(Dataset records)
◇ ◇ ◇ ◇ ◇ ◇ ◇

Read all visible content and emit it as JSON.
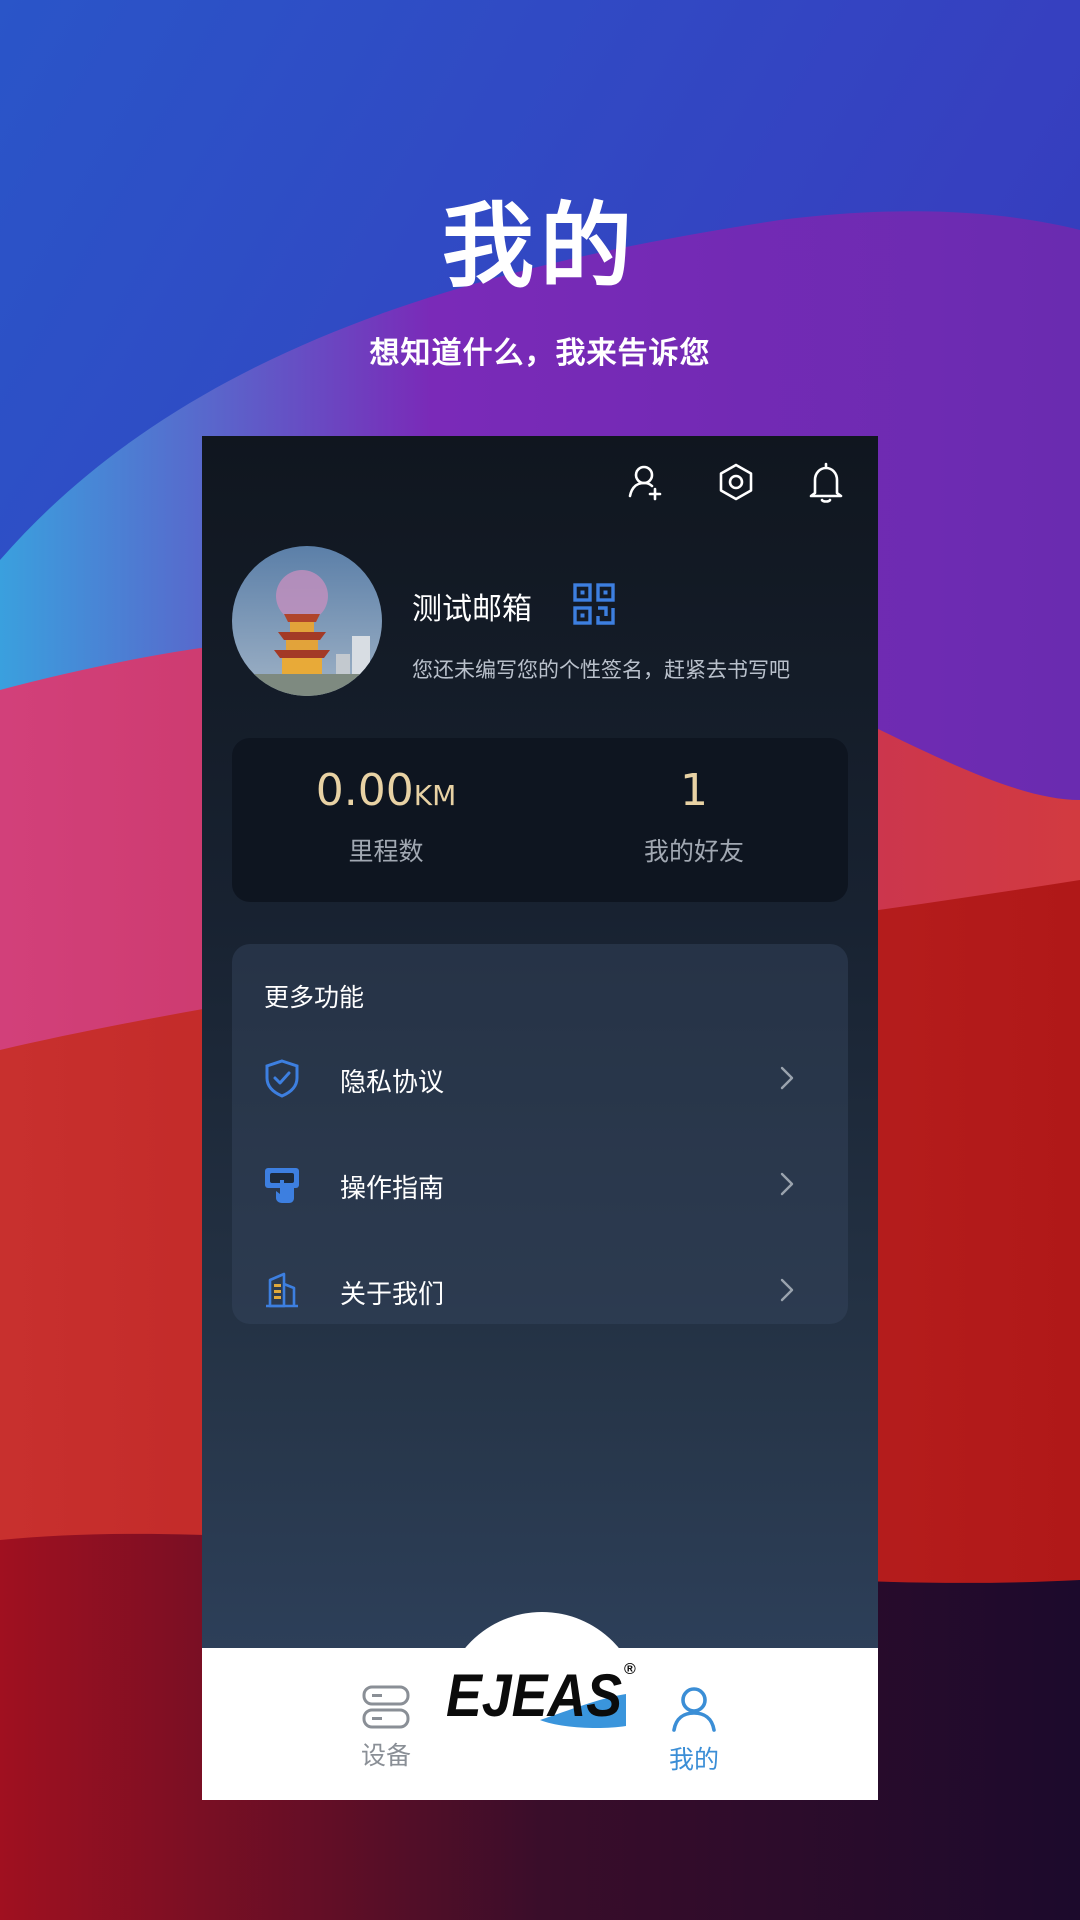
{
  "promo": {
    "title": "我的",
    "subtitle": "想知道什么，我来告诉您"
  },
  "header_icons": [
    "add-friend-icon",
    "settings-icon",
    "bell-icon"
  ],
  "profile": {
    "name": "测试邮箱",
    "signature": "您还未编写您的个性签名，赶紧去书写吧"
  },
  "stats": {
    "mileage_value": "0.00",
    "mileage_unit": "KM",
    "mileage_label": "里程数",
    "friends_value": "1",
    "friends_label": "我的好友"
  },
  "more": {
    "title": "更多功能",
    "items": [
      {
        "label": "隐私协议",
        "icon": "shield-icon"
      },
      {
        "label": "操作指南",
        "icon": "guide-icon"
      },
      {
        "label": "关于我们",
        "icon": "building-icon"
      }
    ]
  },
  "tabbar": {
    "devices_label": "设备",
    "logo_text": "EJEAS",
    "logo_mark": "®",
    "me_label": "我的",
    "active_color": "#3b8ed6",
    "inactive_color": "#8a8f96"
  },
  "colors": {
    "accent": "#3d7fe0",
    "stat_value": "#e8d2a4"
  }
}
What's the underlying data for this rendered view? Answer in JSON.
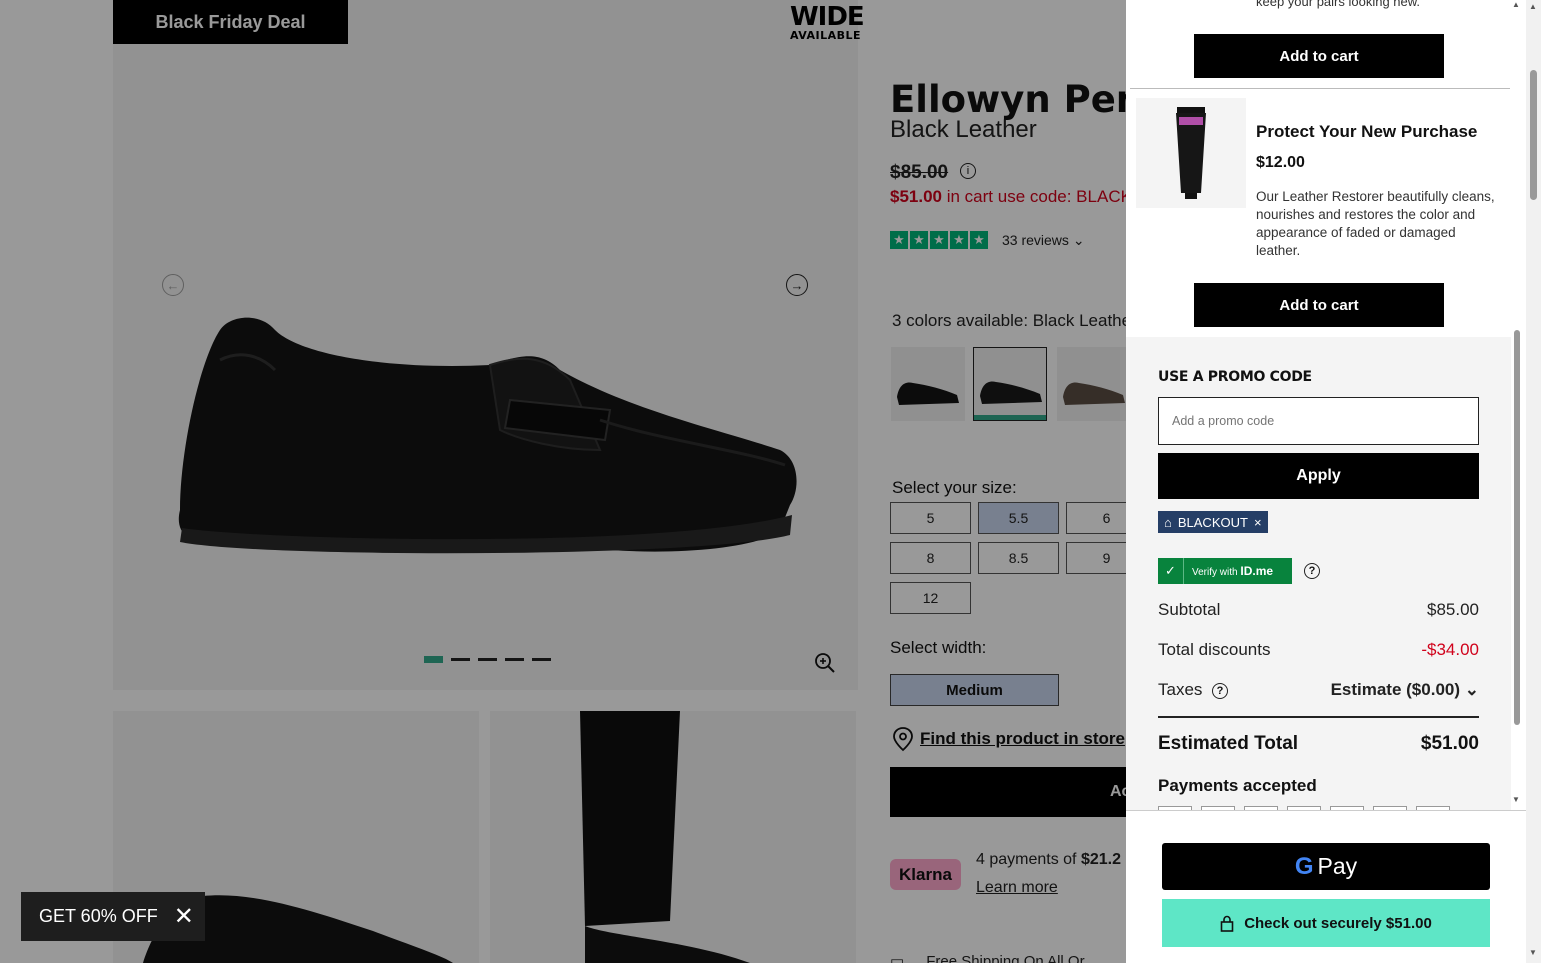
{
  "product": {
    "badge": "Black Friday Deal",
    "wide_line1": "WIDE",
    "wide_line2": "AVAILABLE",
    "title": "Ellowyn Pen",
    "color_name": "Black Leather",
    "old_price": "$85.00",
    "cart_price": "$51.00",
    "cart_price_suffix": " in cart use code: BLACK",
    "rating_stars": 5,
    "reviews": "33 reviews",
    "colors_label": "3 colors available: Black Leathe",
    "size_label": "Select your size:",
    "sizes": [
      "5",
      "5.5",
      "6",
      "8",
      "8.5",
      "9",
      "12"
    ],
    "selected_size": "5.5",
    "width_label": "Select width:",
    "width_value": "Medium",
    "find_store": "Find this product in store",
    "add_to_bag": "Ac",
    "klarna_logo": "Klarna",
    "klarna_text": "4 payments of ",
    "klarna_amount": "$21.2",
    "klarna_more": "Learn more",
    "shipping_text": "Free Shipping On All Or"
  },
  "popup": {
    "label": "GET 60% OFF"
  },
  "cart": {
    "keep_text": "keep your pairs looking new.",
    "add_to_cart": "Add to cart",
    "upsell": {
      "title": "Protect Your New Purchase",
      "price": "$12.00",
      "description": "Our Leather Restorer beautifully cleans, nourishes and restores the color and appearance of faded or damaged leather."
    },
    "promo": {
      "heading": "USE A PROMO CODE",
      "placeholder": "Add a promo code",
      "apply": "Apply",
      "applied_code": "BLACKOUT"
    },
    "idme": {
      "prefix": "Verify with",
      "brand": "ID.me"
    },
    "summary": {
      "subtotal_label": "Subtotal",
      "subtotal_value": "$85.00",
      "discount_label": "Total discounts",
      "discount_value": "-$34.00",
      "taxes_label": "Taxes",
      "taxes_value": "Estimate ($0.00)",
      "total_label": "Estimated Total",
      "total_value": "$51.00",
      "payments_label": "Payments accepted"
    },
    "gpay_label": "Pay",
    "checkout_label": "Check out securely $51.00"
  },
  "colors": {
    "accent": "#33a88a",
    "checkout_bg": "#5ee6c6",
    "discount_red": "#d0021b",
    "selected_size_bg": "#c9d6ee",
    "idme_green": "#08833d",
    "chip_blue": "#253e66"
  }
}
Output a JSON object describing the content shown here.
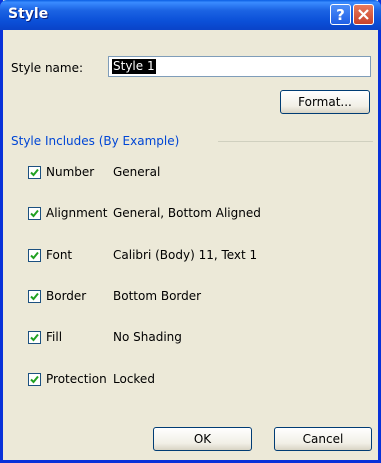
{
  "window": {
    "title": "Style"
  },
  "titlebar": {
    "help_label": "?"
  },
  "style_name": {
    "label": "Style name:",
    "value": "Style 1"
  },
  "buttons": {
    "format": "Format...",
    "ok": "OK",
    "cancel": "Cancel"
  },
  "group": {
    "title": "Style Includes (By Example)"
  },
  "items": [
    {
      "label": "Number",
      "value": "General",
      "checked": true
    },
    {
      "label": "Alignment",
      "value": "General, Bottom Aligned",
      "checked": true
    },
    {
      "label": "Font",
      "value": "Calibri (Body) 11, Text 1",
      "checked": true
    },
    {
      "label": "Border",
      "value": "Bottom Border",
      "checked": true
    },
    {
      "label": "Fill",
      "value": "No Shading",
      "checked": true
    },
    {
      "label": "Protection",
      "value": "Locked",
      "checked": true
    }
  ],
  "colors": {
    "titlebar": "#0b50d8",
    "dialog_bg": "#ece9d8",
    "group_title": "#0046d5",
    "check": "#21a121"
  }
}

◇ ◇ ◇ ◇ ◇ ◇ ◇

◆ Exercise aim ◆
Generate a word-for-word copy of the preceding records, excluding all pictures.

◆ Finished exercise ◆
Read all visible content and emit it as JSON.
{
  "promo": {
    "title": "我的",
    "subtitle": "想知道什么，我来告诉您"
  },
  "header_icons": [
    "add-friend-icon",
    "settings-icon",
    "bell-icon"
  ],
  "profile": {
    "name": "测试邮箱",
    "signature": "您还未编写您的个性签名，赶紧去书写吧"
  },
  "stats": {
    "mileage_value": "0.00",
    "mileage_unit": "KM",
    "mileage_label": "里程数",
    "friends_value": "1",
    "friends_label": "我的好友"
  },
  "more": {
    "title": "更多功能",
    "items": [
      {
        "label": "隐私协议",
        "icon": "shield-icon"
      },
      {
        "label": "操作指南",
        "icon": "guide-icon"
      },
      {
        "label": "关于我们",
        "icon": "building-icon"
      }
    ]
  },
  "tabbar": {
    "devices_label": "设备",
    "logo_text": "EJEAS",
    "logo_mark": "®",
    "me_label": "我的",
    "active_color": "#3b8ed6",
    "inactive_color": "#8a8f96"
  },
  "colors": {
    "accent": "#3d7fe0",
    "stat_value": "#e8d2a4"
  }
}
What's the underlying data for this rendered view? Answer in JSON.
{
  "product": {
    "badge": "Black Friday Deal",
    "wide_line1": "WIDE",
    "wide_line2": "AVAILABLE",
    "title": "Ellowyn Pen",
    "color_name": "Black Leather",
    "old_price": "$85.00",
    "cart_price": "$51.00",
    "cart_price_suffix": " in cart use code: BLACK",
    "rating_stars": 5,
    "reviews": "33 reviews",
    "colors_label": "3 colors available: Black Leathe",
    "size_label": "Select your size:",
    "sizes": [
      "5",
      "5.5",
      "6",
      "8",
      "8.5",
      "9",
      "12"
    ],
    "selected_size": "5.5",
    "width_label": "Select width:",
    "width_value": "Medium",
    "find_store": "Find this product in store",
    "add_to_bag": "Ac",
    "klarna_logo": "Klarna",
    "klarna_text": "4 payments of ",
    "klarna_amount": "$21.2",
    "klarna_more": "Learn more",
    "shipping_text": "Free Shipping On All Or"
  },
  "popup": {
    "label": "GET 60% OFF"
  },
  "cart": {
    "keep_text": "keep your pairs looking new.",
    "add_to_cart": "Add to cart",
    "upsell": {
      "title": "Protect Your New Purchase",
      "price": "$12.00",
      "description": "Our Leather Restorer beautifully cleans, nourishes and restores the color and appearance of faded or damaged leather."
    },
    "promo": {
      "heading": "USE A PROMO CODE",
      "placeholder": "Add a promo code",
      "apply": "Apply",
      "applied_code": "BLACKOUT"
    },
    "idme": {
      "prefix": "Verify with",
      "brand": "ID.me"
    },
    "summary": {
      "subtotal_label": "Subtotal",
      "subtotal_value": "$85.00",
      "discount_label": "Total discounts",
      "discount_value": "-$34.00",
      "taxes_label": "Taxes",
      "taxes_value": "Estimate ($0.00)",
      "total_label": "Estimated Total",
      "total_value": "$51.00",
      "payments_label": "Payments accepted"
    },
    "gpay_label": "Pay",
    "checkout_label": "Check out securely $51.00"
  },
  "colors": {
    "accent": "#33a88a",
    "checkout_bg": "#5ee6c6",
    "discount_red": "#d0021b",
    "selected_size_bg": "#c9d6ee",
    "idme_green": "#08833d",
    "chip_blue": "#253e66"
  }
}
Output a JSON object describing the content shown here.
{
  "window": {
    "title": "Style"
  },
  "titlebar": {
    "help_label": "?"
  },
  "style_name": {
    "label": "Style name:",
    "value": "Style 1"
  },
  "buttons": {
    "format": "Format...",
    "ok": "OK",
    "cancel": "Cancel"
  },
  "group": {
    "title": "Style Includes (By Example)"
  },
  "items": [
    {
      "label": "Number",
      "value": "General",
      "checked": true
    },
    {
      "label": "Alignment",
      "value": "General, Bottom Aligned",
      "checked": true
    },
    {
      "label": "Font",
      "value": "Calibri (Body) 11, Text 1",
      "checked": true
    },
    {
      "label": "Border",
      "value": "Bottom Border",
      "checked": true
    },
    {
      "label": "Fill",
      "value": "No Shading",
      "checked": true
    },
    {
      "label": "Protection",
      "value": "Locked",
      "checked": true
    }
  ],
  "colors": {
    "titlebar": "#0b50d8",
    "dialog_bg": "#ece9d8",
    "group_title": "#0046d5",
    "check": "#21a121"
  }
}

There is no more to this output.